* _EXERCISE DESCRIPTION_: Reproduce the records below in full, changing each occurrence of "data-label" to "value-label" and keeping every other character as it is. Leave the pictures out of the output.

* _STORED ROWS_:
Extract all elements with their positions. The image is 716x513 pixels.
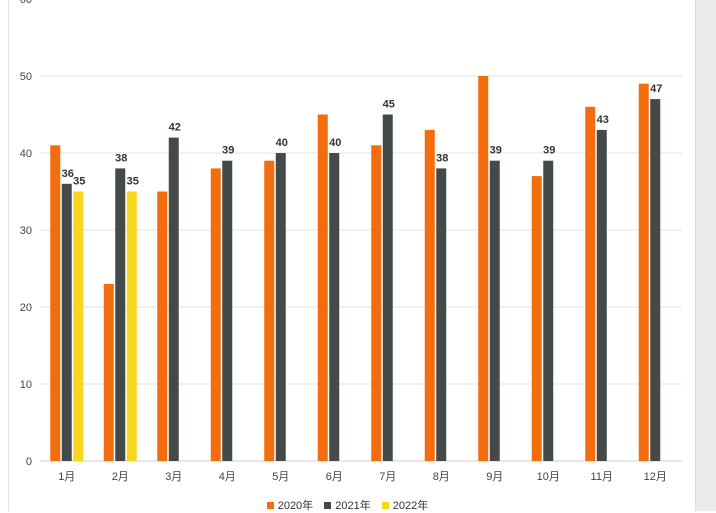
bar[interactable] [168, 137, 179, 461]
y-tick-label: 0 [26, 456, 32, 468]
y-tick-label: 10 [20, 379, 32, 391]
data-label: 45 [383, 99, 395, 111]
data-label: 40 [329, 137, 341, 149]
bar[interactable] [543, 160, 554, 461]
legend-item-2022[interactable]: 2022年 [381, 497, 429, 513]
x-tick-label: 4月 [219, 471, 236, 483]
x-tick-label: 2月 [112, 471, 129, 483]
bar[interactable] [585, 106, 596, 462]
bar[interactable] [371, 145, 382, 462]
bar[interactable] [157, 191, 168, 462]
x-tick-label: 12月 [644, 471, 667, 483]
bar[interactable] [222, 160, 233, 461]
x-tick-label: 10月 [537, 471, 560, 483]
x-axis-ticks: 1月 2月 3月 4月 5月 6月 7月 8月 9月 10月 11月 12月 [58, 471, 667, 483]
data-label: 43 [597, 114, 609, 126]
bar[interactable] [638, 83, 649, 461]
data-label: 35 [127, 176, 139, 188]
legend-label-2021: 2021年 [335, 500, 371, 512]
legend-swatch-2021 [324, 502, 332, 509]
legend-swatch-2022 [381, 502, 389, 509]
data-label: 38 [436, 152, 448, 164]
data-label: 38 [115, 152, 127, 164]
bar[interactable] [126, 191, 137, 462]
data-label: 40 [276, 137, 288, 149]
data-label: 36 [62, 168, 74, 180]
window-scrollbar-track[interactable] [695, 0, 716, 511]
bar[interactable] [73, 191, 84, 462]
data-label: 42 [169, 122, 181, 134]
x-tick-label: 5月 [272, 471, 289, 483]
legend: 2020年 2021年 2022年 [0, 497, 695, 513]
bar[interactable] [424, 129, 435, 461]
bar[interactable] [210, 168, 221, 461]
bar[interactable] [50, 145, 61, 462]
bar[interactable] [436, 168, 447, 461]
bar[interactable] [317, 114, 328, 462]
x-tick-label: 7月 [379, 471, 396, 483]
y-axis-ticks: 0 10 20 30 40 50 60 [20, 0, 32, 468]
legend-item-2020[interactable]: 2020年 [266, 497, 314, 513]
data-label: 47 [650, 83, 662, 95]
bar[interactable] [531, 176, 542, 461]
legend-label-2022: 2022年 [392, 500, 429, 512]
data-label: 39 [490, 145, 502, 157]
x-tick-label: 6月 [326, 471, 343, 483]
bar[interactable] [103, 283, 114, 461]
bars [50, 76, 661, 462]
y-tick-label: 30 [20, 225, 32, 237]
bar[interactable] [650, 99, 661, 461]
y-tick-label: 50 [20, 71, 32, 83]
data-label: 39 [543, 145, 555, 157]
data-label: 35 [73, 176, 85, 188]
legend-swatch-2020 [266, 502, 274, 509]
bar[interactable] [275, 153, 286, 461]
bar[interactable] [489, 160, 500, 461]
bar[interactable] [329, 153, 340, 461]
bar[interactable] [478, 76, 489, 461]
y-tick-label: 60 [20, 0, 32, 6]
x-tick-label: 3月 [165, 471, 182, 483]
bar[interactable] [264, 160, 275, 461]
bar[interactable] [596, 129, 607, 461]
data-label: 39 [222, 145, 234, 157]
x-tick-label: 8月 [433, 471, 450, 483]
bar[interactable] [382, 114, 393, 462]
grid-lines [40, 75, 682, 462]
x-tick-label: 1月 [58, 471, 75, 483]
x-tick-label: 9月 [486, 471, 503, 483]
y-tick-label: 20 [20, 302, 32, 314]
bar[interactable] [115, 168, 126, 461]
bar[interactable] [61, 183, 72, 462]
x-tick-label: 11月 [591, 471, 613, 483]
y-tick-label: 40 [20, 148, 32, 160]
panel-left-border [8, 0, 9, 511]
legend-label-2020: 2020年 [277, 500, 314, 512]
legend-item-2021[interactable]: 2021年 [324, 497, 371, 513]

* _EXERCISE ANSWER_:
Extract all elements with their positions. The image is 716x513 pixels.
bar[interactable] [168, 137, 179, 461]
y-tick-label: 0 [26, 456, 32, 468]
y-tick-label: 10 [20, 379, 32, 391]
value-label: 45 [383, 99, 395, 111]
value-label: 40 [329, 137, 341, 149]
bar[interactable] [543, 160, 554, 461]
legend-item-2022[interactable]: 2022年 [381, 497, 429, 513]
x-tick-label: 4月 [219, 471, 236, 483]
x-tick-label: 2月 [112, 471, 129, 483]
bar[interactable] [585, 106, 596, 462]
bar[interactable] [371, 145, 382, 462]
bar[interactable] [157, 191, 168, 462]
x-tick-label: 12月 [644, 471, 667, 483]
bar[interactable] [222, 160, 233, 461]
x-tick-label: 10月 [537, 471, 560, 483]
x-axis-ticks: 1月 2月 3月 4月 5月 6月 7月 8月 9月 10月 11月 12月 [58, 471, 667, 483]
value-label: 43 [597, 114, 609, 126]
bar[interactable] [638, 83, 649, 461]
value-label: 35 [127, 176, 139, 188]
legend-label-2021: 2021年 [335, 500, 371, 512]
legend-swatch-2021 [324, 502, 332, 509]
legend-swatch-2022 [381, 502, 389, 509]
value-label: 38 [436, 152, 448, 164]
value-label: 38 [115, 152, 127, 164]
bar[interactable] [126, 191, 137, 462]
value-label: 40 [276, 137, 288, 149]
value-label: 36 [62, 168, 74, 180]
window-scrollbar-track[interactable] [695, 0, 716, 511]
bar[interactable] [73, 191, 84, 462]
value-label: 42 [169, 122, 181, 134]
x-tick-label: 5月 [272, 471, 289, 483]
legend: 2020年 2021年 2022年 [0, 497, 695, 513]
bar[interactable] [424, 129, 435, 461]
bar[interactable] [210, 168, 221, 461]
bar[interactable] [50, 145, 61, 462]
bar[interactable] [436, 168, 447, 461]
bar[interactable] [317, 114, 328, 462]
x-tick-label: 7月 [379, 471, 396, 483]
y-axis-ticks: 0 10 20 30 40 50 60 [20, 0, 32, 468]
legend-item-2020[interactable]: 2020年 [266, 497, 314, 513]
value-label: 47 [650, 83, 662, 95]
bar[interactable] [531, 176, 542, 461]
legend-label-2022: 2022年 [392, 500, 429, 512]
value-label: 39 [490, 145, 502, 157]
x-tick-label: 6月 [326, 471, 343, 483]
bar[interactable] [103, 283, 114, 461]
bars [50, 76, 661, 462]
y-tick-label: 30 [20, 225, 32, 237]
bar[interactable] [650, 99, 661, 461]
y-tick-label: 50 [20, 71, 32, 83]
value-label: 39 [543, 145, 555, 157]
value-label: 35 [73, 176, 85, 188]
legend-swatch-2020 [266, 502, 274, 509]
bar[interactable] [275, 153, 286, 461]
bar[interactable] [489, 160, 500, 461]
bar[interactable] [329, 153, 340, 461]
bar[interactable] [478, 76, 489, 461]
y-tick-label: 60 [20, 0, 32, 6]
x-tick-label: 3月 [165, 471, 182, 483]
bar[interactable] [264, 160, 275, 461]
bar[interactable] [596, 129, 607, 461]
value-label: 39 [222, 145, 234, 157]
x-tick-label: 8月 [433, 471, 450, 483]
bar[interactable] [382, 114, 393, 462]
grid-lines [40, 75, 682, 462]
x-tick-label: 1月 [58, 471, 75, 483]
x-tick-label: 9月 [486, 471, 503, 483]
y-tick-label: 20 [20, 302, 32, 314]
bar[interactable] [115, 168, 126, 461]
bar[interactable] [61, 183, 72, 462]
x-tick-label: 11月 [591, 471, 613, 483]
y-tick-label: 40 [20, 148, 32, 160]
panel-left-border [8, 0, 9, 511]
legend-label-2020: 2020年 [277, 500, 314, 512]
legend-item-2021[interactable]: 2021年 [324, 497, 371, 513]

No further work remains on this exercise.